▶ STATED GOAL: Could you lay out every line of the material below as a JSON list of strings, one string per line, leaving out any blank lines?
[START EXTRACTED INFORMATION]
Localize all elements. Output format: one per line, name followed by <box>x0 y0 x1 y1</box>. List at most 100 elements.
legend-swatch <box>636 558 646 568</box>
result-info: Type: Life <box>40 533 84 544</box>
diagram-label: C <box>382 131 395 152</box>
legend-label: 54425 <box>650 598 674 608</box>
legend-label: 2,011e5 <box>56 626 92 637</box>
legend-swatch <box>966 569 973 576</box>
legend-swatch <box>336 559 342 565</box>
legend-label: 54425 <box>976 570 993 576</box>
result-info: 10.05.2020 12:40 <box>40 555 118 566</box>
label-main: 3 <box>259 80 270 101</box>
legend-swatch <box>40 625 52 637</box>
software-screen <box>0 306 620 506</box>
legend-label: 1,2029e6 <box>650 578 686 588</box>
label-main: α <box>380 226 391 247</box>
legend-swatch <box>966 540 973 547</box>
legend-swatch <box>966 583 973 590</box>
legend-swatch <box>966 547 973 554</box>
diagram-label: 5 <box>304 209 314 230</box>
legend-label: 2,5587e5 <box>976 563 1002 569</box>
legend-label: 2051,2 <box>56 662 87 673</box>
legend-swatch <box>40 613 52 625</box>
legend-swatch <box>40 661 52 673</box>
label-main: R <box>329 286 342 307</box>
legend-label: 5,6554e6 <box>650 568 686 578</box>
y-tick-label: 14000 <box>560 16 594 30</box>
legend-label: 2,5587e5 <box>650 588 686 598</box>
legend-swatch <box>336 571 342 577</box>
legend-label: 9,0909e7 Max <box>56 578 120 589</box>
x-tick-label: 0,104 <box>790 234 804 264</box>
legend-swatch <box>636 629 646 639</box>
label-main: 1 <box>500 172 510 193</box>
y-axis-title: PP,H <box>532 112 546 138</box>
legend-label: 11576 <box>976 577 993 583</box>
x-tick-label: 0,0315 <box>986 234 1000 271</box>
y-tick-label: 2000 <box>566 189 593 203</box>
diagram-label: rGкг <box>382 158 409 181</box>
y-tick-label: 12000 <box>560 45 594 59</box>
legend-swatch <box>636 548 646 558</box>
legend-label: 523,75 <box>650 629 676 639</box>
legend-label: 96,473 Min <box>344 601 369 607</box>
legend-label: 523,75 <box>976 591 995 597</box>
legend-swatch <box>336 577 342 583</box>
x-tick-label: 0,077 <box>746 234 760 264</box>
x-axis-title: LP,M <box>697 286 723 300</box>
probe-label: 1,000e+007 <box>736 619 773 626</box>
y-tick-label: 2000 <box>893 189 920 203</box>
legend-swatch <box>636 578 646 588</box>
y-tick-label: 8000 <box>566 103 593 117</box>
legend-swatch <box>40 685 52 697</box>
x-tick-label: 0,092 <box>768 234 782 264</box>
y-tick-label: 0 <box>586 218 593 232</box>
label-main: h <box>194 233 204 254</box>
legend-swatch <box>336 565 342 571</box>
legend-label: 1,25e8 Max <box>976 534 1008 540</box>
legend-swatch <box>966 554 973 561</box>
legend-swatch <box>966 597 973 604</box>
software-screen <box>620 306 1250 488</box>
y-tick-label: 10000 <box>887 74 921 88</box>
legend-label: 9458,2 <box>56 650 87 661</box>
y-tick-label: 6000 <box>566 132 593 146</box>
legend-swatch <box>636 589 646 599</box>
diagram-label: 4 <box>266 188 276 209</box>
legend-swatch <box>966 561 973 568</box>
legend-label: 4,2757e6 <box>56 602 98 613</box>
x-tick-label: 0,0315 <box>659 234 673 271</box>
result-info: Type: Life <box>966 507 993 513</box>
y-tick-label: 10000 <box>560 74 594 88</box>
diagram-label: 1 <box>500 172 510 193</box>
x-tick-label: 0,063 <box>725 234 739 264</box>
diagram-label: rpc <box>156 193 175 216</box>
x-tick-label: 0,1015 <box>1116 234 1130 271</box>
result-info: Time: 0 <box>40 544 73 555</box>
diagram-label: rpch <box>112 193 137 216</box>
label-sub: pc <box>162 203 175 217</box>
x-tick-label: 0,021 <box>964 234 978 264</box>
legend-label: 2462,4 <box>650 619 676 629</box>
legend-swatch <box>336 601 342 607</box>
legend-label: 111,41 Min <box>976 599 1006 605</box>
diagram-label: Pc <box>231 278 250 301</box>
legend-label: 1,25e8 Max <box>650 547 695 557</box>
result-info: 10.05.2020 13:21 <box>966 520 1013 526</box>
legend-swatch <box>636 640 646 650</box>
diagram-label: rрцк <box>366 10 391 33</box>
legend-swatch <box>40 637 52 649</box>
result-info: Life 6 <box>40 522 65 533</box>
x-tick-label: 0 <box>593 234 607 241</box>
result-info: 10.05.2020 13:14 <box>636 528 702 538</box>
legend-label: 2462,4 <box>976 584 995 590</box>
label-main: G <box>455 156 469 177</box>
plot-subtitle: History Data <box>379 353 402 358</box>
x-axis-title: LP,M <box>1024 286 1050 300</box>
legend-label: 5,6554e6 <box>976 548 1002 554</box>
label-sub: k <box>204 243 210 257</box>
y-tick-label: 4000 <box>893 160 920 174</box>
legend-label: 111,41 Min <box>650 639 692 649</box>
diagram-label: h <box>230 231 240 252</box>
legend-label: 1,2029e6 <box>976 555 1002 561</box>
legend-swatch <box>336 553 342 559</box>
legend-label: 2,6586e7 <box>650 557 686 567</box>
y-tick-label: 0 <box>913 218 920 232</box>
[END EXTRACTED INFORMATION]
▶ FULL RESPONSE:
[
  "Localize all elements. Output format: one per line, name followed by <box>x0 y0 x1 y1</box>. List at most 100 elements.",
  "legend-swatch <box>636 558 646 568</box>",
  "result-info: Type: Life <box>40 533 84 544</box>",
  "diagram-label: C <box>382 131 395 152</box>",
  "legend-label: 54425 <box>650 598 674 608</box>",
  "legend-label: 2,011e5 <box>56 626 92 637</box>",
  "legend-swatch <box>966 569 973 576</box>",
  "legend-swatch <box>336 559 342 565</box>",
  "legend-label: 54425 <box>976 570 993 576</box>",
  "result-info: 10.05.2020 12:40 <box>40 555 118 566</box>",
  "label-main: 3 <box>259 80 270 101</box>",
  "legend-swatch <box>40 625 52 637</box>",
  "software-screen <box>0 306 620 506</box>",
  "legend-label: 1,2029e6 <box>650 578 686 588</box>",
  "label-main: α <box>380 226 391 247</box>",
  "legend-swatch <box>966 540 973 547</box>",
  "legend-swatch <box>966 583 973 590</box>",
  "legend-swatch <box>966 547 973 554</box>",
  "diagram-label: 5 <box>304 209 314 230</box>",
  "legend-label: 2,5587e5 <box>976 563 1002 569</box>",
  "legend-label: 2051,2 <box>56 662 87 673</box>",
  "legend-swatch <box>40 613 52 625</box>",
  "legend-swatch <box>40 661 52 673</box>",
  "label-main: R <box>329 286 342 307</box>",
  "legend-label: 5,6554e6 <box>650 568 686 578</box>",
  "y-tick-label: 14000 <box>560 16 594 30</box>",
  "legend-label: 2,5587e5 <box>650 588 686 598</box>",
  "legend-swatch <box>336 571 342 577</box>",
  "legend-label: 9,0909e7 Max <box>56 578 120 589</box>",
  "x-tick-label: 0,104 <box>790 234 804 264</box>",
  "legend-swatch <box>636 629 646 639</box>",
  "label-main: 1 <box>500 172 510 193</box>",
  "y-axis-title: PP,H <box>532 112 546 138</box>",
  "legend-label: 11576 <box>976 577 993 583</box>",
  "x-tick-label: 0,0315 <box>986 234 1000 271</box>",
  "y-tick-label: 2000 <box>566 189 593 203</box>",
  "diagram-label: rGкг <box>382 158 409 181</box>",
  "y-tick-label: 12000 <box>560 45 594 59</box>",
  "legend-swatch <box>636 548 646 558</box>",
  "legend-label: 523,75 <box>650 629 676 639</box>",
  "legend-label: 96,473 Min <box>344 601 369 607</box>",
  "legend-label: 523,75 <box>976 591 995 597</box>",
  "legend-swatch <box>336 577 342 583</box>",
  "x-tick-label: 0,077 <box>746 234 760 264</box>",
  "x-axis-title: LP,M <box>697 286 723 300</box>",
  "probe-label: 1,000e+007 <box>736 619 773 626</box>",
  "y-tick-label: 2000 <box>893 189 920 203</box>",
  "legend-swatch <box>636 578 646 588</box>",
  "y-tick-label: 8000 <box>566 103 593 117</box>",
  "legend-swatch <box>40 685 52 697</box>",
  "x-tick-label: 0,092 <box>768 234 782 264</box>",
  "y-tick-label: 0 <box>586 218 593 232</box>",
  "label-main: h <box>194 233 204 254</box>",
  "legend-swatch <box>336 565 342 571</box>",
  "legend-label: 1,25e8 Max <box>976 534 1008 540</box>",
  "legend-swatch <box>966 554 973 561</box>",
  "legend-swatch <box>966 597 973 604</box>",
  "software-screen <box>620 306 1250 488</box>",
  "y-tick-label: 10000 <box>887 74 921 88</box>",
  "legend-label: 9458,2 <box>56 650 87 661</box>",
  "y-tick-label: 6000 <box>566 132 593 146</box>",
  "legend-swatch <box>636 589 646 599</box>",
  "diagram-label: 4 <box>266 188 276 209</box>",
  "legend-swatch <box>966 561 973 568</box>",
  "legend-label: 4,2757e6 <box>56 602 98 613</box>",
  "x-tick-label: 0,0315 <box>659 234 673 271</box>",
  "result-info: Type: Life <box>966 507 993 513</box>",
  "y-tick-label: 10000 <box>560 74 594 88</box>",
  "diagram-label: 1 <box>500 172 510 193</box>",
  "x-tick-label: 0,063 <box>725 234 739 264</box>",
  "diagram-label: rpc <box>156 193 175 216</box>",
  "x-tick-label: 0,1015 <box>1116 234 1130 271</box>",
  "result-info: Time: 0 <box>40 544 73 555</box>",
  "diagram-label: rpch <box>112 193 137 216</box>",
  "label-sub: pc <box>162 203 175 217</box>",
  "x-tick-label: 0,021 <box>964 234 978 264</box>",
  "legend-label: 2462,4 <box>650 619 676 629</box>",
  "legend-swatch <box>336 601 342 607</box>",
  "legend-label: 111,41 Min <box>976 599 1006 605</box>",
  "diagram-label: Pc <box>231 278 250 301</box>",
  "legend-label: 1,25e8 Max <box>650 547 695 557</box>",
  "result-info: 10.05.2020 13:21 <box>966 520 1013 526</box>",
  "legend-swatch <box>636 640 646 650</box>",
  "diagram-label: rрцк <box>366 10 391 33</box>",
  "legend-swatch <box>40 637 52 649</box>",
  "result-info: Life 6 <box>40 522 65 533</box>",
  "x-tick-label: 0 <box>593 234 607 241</box>",
  "result-info: 10.05.2020 13:14 <box>636 528 702 538</box>",
  "legend-label: 2462,4 <box>976 584 995 590</box>",
  "label-main: G <box>455 156 469 177</box>",
  "plot-subtitle: History Data <box>379 353 402 358</box>",
  "x-axis-title: LP,M <box>1024 286 1050 300</box>",
  "legend-label: 5,6554e6 <box>976 548 1002 554</box>",
  "label-sub: k <box>204 243 210 257</box>",
  "y-tick-label: 4000 <box>893 160 920 174</box>",
  "legend-label: 111,41 Min <box>650 639 692 649</box>",
  "diagram-label: h <box>230 231 240 252</box>",
  "legend-label: 1,2029e6 <box>976 555 1002 561</box>",
  "legend-swatch <box>336 553 342 559</box>",
  "legend-label: 2,6586e7 <box>650 557 686 567</box>",
  "y-tick-label: 0 <box>913 218 920 232</box>"
]